● **SHORT PROBLEM 1**: According to the news briefs, which company provides the Talent Data Exchange (TDX) platform?
● **SHORT PROBLEM 2**: For each statement, say yes or no depending on whether it agrees with the news briefs, and quote the words that decide it. (a) GRI was the only MSP named on the Spend Matters 50 to Watch list. (b) China has already banned the sale of gasoline cars. (c) Oil prices rose on Monday.
● **SHORT PROBLEM 3**: Reproduce word for word the part of the news briefs between "Geometric Results Inc." and "a press release.", inclusive.

GRI Partners with TDX

Geometric Results Inc. announced Monday it had formed a strategic partnership with Brightfield Strategies, provider of the Talent Data Exchange (TDX) platform. The relationship will bring GRI’s clients a new level of data-driven strategies and program management built on TDX’s proprietary workforce analytics solution, GRI said in a press release.

“Data and analytics represent one of the best bets for MSPs to move to the next level of value added for their clients, with sourcing and services management being close seconds,” said Andrew Karpie, research director for services and labor procurement at Spend Matters. “Brightfield's TDX is currently the most advanced contingent workforce analytics platform in the market, earning our recognition in the Spend Matters 50 to Watch list and a mention in our report on disruptive technologies and solutions in contingent workforce and services procurement. GRI also earned a spot as the only MSP on the 50 to Watch, owing to its innovative approach to the MSP model and third-party technology and service integration.

China’s Car Future

China is evaluating plans to ban the production and sale of diesel and gasoline cars, according to the BBC. While the idea is still in the research phase, if such a ban became reality, it would have significant ripple effects on the global auto industry, in which China is the biggest market.

Oil Prices

And finally, a commodities update: Oil prices slipped Monday following concerns about falling demand in the wake of Irma. As Reuters reports, “Brent crude oil futures for November delivery LCOc1 were down 66 cents at $53.12 a barrel while benchmark U.S. West Texas Intermediate crude CLc1 declined by 33 cents to $47.15.”

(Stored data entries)
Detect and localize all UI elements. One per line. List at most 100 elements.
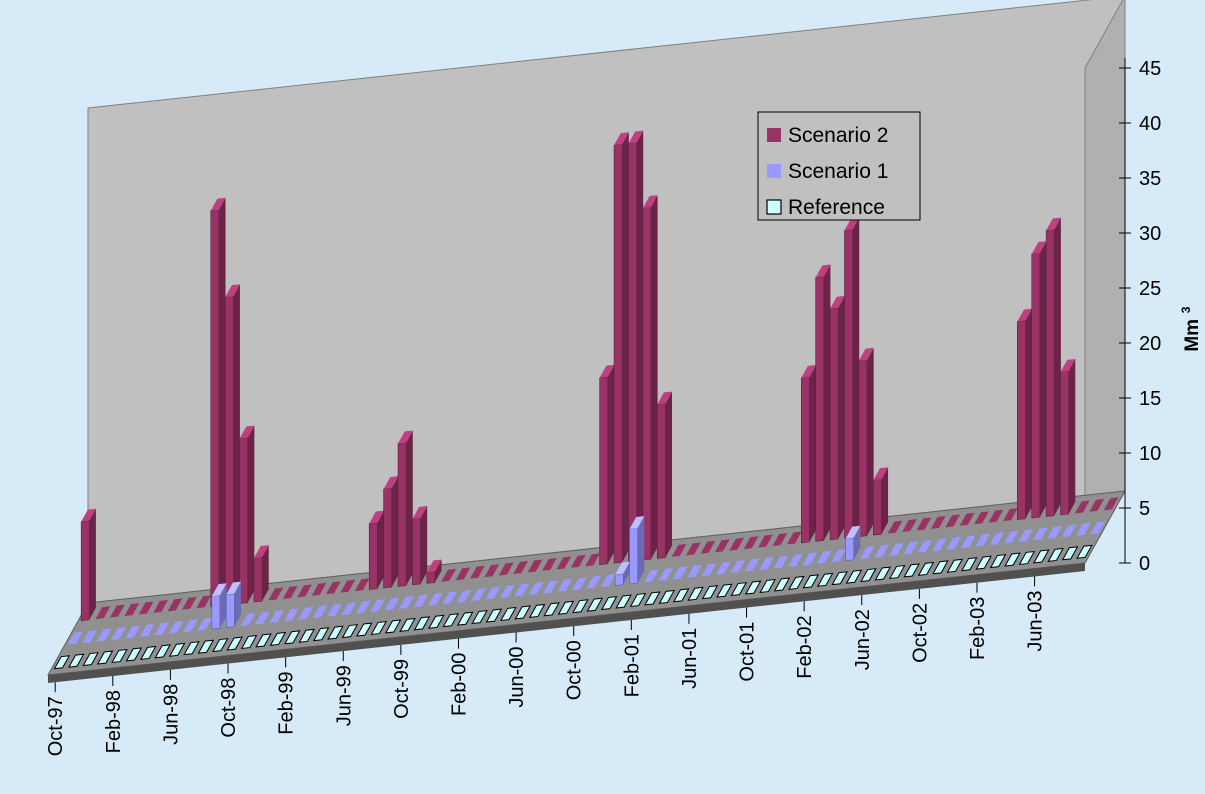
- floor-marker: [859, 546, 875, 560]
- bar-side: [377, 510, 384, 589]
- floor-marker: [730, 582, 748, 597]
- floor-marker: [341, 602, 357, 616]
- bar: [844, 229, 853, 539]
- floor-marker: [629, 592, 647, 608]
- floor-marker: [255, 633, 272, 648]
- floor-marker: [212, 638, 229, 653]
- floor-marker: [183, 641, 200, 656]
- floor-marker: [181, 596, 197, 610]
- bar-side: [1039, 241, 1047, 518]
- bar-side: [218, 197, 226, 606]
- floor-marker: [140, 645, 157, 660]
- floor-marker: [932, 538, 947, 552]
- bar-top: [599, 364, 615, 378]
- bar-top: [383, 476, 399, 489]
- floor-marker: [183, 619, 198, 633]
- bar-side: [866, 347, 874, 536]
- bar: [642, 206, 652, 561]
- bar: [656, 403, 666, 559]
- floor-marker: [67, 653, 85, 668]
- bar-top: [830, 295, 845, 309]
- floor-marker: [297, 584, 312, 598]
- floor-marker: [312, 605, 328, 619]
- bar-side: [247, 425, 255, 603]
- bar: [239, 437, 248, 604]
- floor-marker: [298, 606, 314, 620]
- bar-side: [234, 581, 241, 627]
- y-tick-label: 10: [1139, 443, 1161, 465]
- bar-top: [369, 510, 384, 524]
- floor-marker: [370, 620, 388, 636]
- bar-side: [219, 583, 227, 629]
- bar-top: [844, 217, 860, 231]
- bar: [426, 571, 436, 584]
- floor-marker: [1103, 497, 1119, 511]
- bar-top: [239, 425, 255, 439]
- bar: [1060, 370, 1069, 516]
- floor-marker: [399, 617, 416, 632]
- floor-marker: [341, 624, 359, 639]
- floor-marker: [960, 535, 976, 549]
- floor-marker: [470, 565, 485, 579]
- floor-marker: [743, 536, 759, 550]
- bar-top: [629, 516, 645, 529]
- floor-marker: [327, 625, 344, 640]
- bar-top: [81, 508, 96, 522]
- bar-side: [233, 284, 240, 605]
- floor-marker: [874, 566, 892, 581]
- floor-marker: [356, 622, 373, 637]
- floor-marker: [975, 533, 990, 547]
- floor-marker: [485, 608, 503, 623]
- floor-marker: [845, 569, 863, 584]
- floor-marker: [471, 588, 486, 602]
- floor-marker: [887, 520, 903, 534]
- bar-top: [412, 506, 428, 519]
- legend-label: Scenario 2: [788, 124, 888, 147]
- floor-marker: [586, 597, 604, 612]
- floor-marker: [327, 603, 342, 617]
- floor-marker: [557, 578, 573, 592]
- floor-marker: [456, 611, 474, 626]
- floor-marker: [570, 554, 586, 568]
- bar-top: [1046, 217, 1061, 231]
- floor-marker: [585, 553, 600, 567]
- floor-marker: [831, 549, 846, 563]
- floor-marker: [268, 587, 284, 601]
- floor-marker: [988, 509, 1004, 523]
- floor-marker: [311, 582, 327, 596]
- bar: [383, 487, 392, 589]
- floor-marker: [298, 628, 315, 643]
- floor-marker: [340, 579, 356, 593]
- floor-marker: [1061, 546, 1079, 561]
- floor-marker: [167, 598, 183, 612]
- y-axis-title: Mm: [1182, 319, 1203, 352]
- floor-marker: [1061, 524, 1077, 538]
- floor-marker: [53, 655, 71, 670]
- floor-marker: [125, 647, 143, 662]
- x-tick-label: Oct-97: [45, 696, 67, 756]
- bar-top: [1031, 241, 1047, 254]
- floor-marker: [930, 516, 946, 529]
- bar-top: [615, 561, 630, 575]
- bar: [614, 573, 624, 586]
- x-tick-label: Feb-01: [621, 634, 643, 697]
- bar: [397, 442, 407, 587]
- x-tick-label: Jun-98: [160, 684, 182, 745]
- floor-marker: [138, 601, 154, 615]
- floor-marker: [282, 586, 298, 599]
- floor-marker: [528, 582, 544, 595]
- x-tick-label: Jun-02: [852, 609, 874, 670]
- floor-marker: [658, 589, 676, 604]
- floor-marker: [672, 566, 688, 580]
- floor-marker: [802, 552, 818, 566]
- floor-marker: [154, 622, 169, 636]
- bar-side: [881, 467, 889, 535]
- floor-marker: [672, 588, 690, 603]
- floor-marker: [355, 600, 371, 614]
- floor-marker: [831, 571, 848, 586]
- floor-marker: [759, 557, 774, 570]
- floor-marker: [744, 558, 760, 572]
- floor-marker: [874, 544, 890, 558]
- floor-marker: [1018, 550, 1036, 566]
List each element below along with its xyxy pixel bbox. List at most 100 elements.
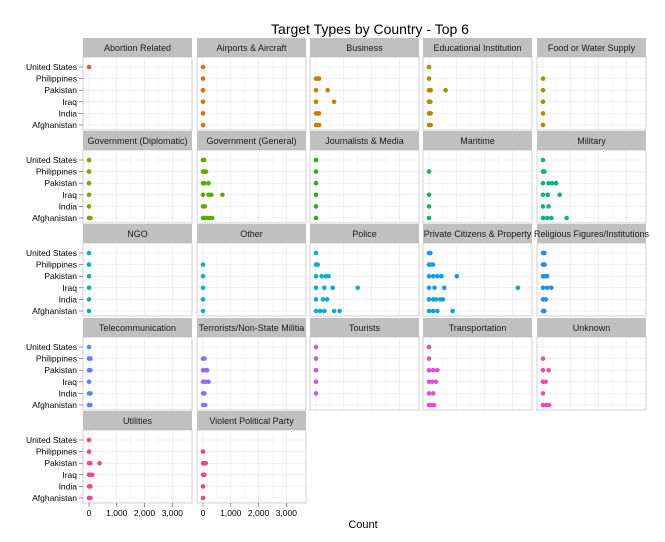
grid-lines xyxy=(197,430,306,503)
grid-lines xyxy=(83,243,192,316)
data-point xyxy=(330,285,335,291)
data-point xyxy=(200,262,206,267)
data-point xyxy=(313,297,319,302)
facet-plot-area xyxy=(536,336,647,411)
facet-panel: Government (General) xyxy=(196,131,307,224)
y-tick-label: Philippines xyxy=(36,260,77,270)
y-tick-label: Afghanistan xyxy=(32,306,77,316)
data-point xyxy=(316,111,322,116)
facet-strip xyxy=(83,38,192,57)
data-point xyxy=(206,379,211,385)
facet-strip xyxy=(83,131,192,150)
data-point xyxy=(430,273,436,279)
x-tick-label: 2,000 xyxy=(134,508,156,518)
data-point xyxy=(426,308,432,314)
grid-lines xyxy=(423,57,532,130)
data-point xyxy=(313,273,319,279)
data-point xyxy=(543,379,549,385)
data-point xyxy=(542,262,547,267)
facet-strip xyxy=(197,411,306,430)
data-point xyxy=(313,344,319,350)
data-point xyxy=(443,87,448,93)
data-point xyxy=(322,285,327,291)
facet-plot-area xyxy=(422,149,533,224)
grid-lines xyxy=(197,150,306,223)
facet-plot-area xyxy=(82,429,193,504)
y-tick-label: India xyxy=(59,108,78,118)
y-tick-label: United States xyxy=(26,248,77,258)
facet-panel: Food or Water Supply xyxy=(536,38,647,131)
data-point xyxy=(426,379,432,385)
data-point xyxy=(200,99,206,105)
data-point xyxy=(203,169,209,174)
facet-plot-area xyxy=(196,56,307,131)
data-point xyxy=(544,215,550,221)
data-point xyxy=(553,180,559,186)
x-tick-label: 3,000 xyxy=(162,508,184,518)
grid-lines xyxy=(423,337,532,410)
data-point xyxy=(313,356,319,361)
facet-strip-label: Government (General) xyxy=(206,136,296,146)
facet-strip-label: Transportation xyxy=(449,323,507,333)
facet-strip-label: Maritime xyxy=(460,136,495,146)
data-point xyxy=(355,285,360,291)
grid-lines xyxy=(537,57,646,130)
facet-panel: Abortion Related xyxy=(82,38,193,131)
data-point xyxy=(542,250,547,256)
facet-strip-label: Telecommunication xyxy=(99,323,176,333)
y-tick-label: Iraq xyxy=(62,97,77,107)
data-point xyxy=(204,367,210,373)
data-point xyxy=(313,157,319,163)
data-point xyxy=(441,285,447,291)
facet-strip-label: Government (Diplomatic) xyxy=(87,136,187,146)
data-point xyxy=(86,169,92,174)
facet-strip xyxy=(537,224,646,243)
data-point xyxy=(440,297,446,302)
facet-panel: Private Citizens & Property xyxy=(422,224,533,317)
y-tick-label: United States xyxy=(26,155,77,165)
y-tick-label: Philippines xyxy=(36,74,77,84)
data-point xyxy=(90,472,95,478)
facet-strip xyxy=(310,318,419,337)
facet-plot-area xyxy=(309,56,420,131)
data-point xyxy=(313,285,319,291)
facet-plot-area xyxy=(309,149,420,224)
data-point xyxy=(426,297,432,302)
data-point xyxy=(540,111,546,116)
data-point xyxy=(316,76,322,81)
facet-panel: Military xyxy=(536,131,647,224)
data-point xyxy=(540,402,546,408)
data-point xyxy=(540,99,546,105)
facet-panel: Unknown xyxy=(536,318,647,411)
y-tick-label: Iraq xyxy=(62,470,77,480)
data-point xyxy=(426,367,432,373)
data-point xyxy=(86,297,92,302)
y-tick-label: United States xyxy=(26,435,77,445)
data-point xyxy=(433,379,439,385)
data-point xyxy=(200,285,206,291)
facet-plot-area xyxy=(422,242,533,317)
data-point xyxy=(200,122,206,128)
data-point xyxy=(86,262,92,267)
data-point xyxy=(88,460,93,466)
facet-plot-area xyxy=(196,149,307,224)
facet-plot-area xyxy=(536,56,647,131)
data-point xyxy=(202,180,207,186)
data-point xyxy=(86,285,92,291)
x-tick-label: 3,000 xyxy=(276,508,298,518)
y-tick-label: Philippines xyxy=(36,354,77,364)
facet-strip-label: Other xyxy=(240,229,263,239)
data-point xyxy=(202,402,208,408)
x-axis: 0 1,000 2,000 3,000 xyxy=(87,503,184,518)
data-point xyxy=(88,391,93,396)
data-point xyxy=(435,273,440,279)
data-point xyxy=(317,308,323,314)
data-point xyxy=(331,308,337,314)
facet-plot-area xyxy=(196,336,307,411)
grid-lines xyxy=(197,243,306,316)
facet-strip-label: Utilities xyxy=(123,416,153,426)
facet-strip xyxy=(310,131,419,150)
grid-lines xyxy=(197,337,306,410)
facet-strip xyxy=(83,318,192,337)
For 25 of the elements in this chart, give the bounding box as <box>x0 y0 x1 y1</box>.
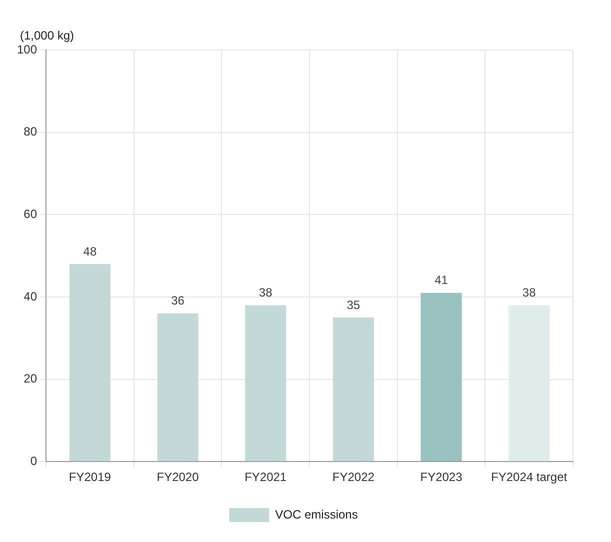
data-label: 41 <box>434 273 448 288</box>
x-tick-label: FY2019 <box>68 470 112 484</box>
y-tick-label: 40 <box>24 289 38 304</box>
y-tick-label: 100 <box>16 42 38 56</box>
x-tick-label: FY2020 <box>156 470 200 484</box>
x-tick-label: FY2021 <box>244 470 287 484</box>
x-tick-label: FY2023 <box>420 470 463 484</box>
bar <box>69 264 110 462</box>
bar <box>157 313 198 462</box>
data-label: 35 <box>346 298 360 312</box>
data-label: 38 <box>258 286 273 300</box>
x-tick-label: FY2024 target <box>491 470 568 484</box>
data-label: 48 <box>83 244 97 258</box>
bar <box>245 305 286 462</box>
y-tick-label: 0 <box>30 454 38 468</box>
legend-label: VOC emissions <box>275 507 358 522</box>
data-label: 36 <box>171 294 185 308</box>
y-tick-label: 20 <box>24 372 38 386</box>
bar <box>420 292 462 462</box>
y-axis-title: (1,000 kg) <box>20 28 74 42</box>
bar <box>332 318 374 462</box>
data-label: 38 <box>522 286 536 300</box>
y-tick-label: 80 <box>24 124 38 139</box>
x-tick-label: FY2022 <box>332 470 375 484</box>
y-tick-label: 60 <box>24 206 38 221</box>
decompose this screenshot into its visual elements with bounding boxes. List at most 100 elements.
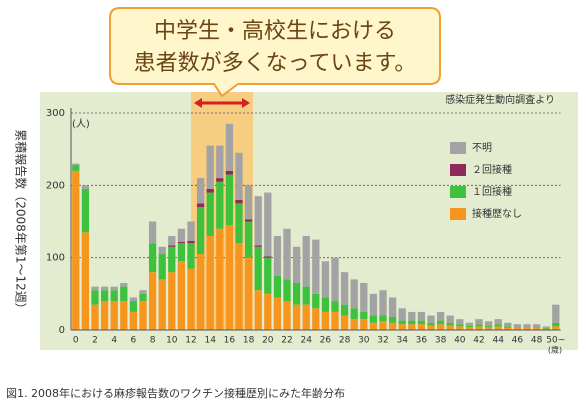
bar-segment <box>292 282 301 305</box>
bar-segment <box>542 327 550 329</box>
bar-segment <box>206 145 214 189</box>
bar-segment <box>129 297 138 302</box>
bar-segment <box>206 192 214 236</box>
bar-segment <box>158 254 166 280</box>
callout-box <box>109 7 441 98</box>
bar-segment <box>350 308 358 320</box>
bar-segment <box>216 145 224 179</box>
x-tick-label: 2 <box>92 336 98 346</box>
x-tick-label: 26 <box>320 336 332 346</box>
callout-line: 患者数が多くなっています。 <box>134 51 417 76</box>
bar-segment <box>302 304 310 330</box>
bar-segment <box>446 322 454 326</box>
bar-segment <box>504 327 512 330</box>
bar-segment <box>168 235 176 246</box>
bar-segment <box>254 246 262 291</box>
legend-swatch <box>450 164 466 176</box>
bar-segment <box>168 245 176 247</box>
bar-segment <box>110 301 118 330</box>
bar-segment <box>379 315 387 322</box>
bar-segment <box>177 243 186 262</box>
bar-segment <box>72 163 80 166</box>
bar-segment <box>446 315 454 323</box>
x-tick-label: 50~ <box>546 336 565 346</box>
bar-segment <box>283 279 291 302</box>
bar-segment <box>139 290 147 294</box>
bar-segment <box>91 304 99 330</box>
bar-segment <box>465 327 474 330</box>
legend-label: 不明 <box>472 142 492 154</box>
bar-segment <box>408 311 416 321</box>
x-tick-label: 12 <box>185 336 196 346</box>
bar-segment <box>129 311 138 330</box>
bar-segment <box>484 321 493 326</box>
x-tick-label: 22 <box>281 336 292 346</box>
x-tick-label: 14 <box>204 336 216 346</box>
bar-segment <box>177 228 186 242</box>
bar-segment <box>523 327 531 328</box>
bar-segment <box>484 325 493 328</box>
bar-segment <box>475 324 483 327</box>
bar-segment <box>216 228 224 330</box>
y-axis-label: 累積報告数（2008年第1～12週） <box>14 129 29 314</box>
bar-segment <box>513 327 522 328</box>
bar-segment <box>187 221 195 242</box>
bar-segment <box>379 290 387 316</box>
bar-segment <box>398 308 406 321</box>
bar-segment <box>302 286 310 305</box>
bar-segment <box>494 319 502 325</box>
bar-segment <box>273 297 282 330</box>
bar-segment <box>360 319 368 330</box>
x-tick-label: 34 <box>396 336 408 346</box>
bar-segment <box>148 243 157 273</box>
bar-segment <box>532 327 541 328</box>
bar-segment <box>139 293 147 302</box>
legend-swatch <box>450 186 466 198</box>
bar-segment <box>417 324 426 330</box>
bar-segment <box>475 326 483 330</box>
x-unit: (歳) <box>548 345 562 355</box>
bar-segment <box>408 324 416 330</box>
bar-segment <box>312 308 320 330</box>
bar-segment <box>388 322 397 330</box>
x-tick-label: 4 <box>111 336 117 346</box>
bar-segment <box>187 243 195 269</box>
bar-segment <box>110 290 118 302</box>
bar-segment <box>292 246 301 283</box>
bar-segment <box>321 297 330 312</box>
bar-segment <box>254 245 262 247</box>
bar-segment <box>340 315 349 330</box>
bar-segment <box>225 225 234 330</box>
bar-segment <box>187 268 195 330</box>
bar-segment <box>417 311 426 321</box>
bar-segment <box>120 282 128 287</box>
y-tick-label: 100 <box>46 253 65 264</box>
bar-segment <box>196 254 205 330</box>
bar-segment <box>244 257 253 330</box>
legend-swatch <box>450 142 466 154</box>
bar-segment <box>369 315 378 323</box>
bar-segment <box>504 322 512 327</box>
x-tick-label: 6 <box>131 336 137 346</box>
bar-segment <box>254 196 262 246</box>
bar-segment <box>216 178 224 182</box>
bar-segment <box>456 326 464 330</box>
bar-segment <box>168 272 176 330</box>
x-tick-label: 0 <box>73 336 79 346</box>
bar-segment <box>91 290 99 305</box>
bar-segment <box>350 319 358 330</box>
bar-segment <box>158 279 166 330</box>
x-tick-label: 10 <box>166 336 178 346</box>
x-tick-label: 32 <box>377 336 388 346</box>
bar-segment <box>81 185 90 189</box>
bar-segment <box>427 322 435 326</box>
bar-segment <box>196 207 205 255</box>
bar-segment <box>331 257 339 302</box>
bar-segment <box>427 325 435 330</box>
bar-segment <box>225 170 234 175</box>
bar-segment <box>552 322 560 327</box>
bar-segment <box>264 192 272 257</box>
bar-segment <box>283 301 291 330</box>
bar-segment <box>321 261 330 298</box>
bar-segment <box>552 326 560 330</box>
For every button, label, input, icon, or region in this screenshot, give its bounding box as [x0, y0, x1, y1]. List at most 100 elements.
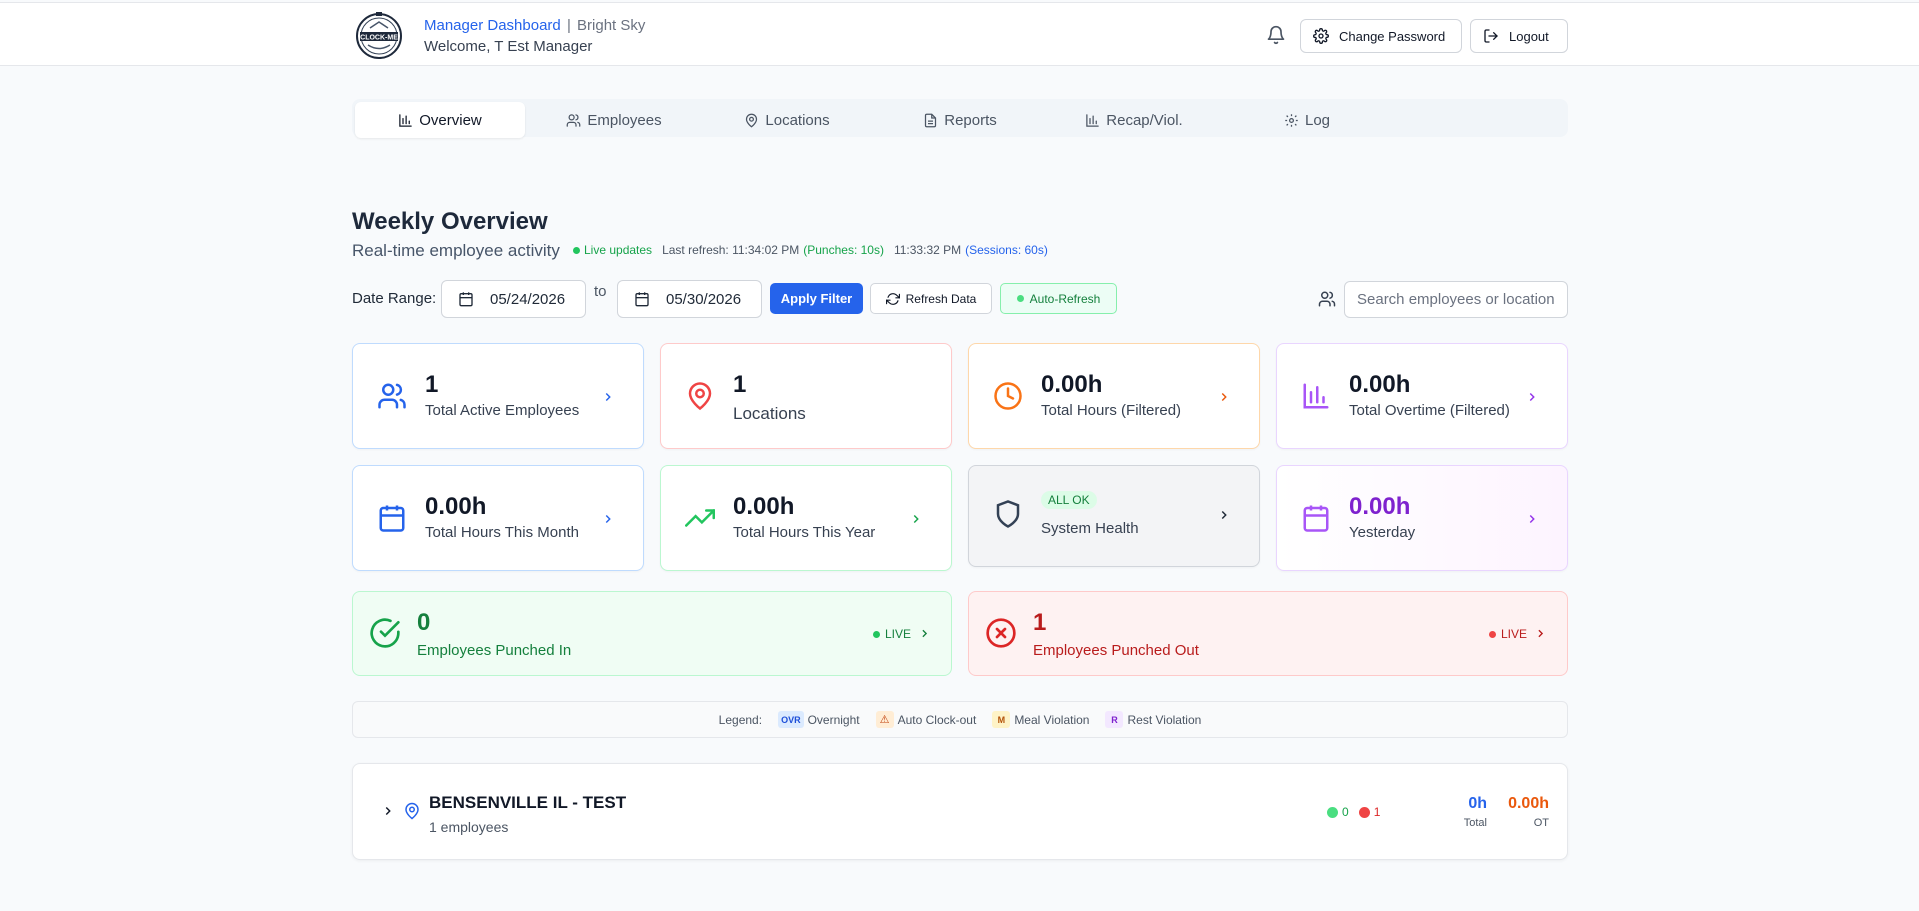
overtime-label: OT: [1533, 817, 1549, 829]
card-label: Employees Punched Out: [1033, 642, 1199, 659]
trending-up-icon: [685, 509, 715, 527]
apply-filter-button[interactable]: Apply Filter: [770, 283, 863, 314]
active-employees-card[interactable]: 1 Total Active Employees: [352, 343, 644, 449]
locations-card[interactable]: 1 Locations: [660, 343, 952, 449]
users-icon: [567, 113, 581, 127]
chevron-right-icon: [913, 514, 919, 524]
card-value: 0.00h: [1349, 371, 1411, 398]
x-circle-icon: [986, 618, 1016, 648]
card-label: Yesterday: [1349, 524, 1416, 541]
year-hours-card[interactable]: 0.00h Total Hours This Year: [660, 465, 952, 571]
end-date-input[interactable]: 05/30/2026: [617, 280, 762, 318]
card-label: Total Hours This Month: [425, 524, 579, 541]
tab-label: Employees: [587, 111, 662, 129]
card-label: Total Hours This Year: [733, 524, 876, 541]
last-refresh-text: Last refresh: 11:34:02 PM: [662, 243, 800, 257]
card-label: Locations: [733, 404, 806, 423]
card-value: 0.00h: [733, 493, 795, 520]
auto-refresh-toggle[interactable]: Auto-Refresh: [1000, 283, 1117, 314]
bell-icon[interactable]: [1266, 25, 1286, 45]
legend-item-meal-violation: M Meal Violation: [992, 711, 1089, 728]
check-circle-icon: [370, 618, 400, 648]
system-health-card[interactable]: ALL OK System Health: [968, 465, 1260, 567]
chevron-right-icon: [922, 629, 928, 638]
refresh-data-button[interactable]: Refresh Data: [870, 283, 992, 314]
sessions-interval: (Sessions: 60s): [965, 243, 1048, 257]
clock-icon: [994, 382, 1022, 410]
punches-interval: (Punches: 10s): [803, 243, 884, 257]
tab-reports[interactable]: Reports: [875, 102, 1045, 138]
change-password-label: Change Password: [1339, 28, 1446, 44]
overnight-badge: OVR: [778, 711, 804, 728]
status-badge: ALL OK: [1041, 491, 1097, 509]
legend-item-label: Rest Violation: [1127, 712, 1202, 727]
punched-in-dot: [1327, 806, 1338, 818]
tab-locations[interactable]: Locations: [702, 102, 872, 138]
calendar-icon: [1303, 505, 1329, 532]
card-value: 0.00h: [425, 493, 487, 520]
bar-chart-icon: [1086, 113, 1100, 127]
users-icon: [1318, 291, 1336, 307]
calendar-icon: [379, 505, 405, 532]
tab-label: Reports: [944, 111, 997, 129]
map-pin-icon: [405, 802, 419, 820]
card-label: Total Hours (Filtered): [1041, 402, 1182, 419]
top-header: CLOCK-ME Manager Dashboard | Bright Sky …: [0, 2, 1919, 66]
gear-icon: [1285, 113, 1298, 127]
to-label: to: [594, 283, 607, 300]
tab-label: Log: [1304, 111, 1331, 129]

● **RESULT 1**: Brightfield Strategies

● **RESULT 2**:
(a) Yes: "GRI also earned a spot as the only MSP on the 50 to Watch"
(b) No: "While the idea is still in the research phase"
(c) No: "Oil prices slipped Monday"

● **RESULT 3**:
Geometric Results Inc. announced Monday it had formed a strategic partnership with Brightfield Strategies, provider of the Talent Data Exchange (TDX) platform. The relationship will bring GRI’s clients a new level of data-driven strategies and program management built on TDX’s proprietary workforce analytics solution, GRI said in a press release.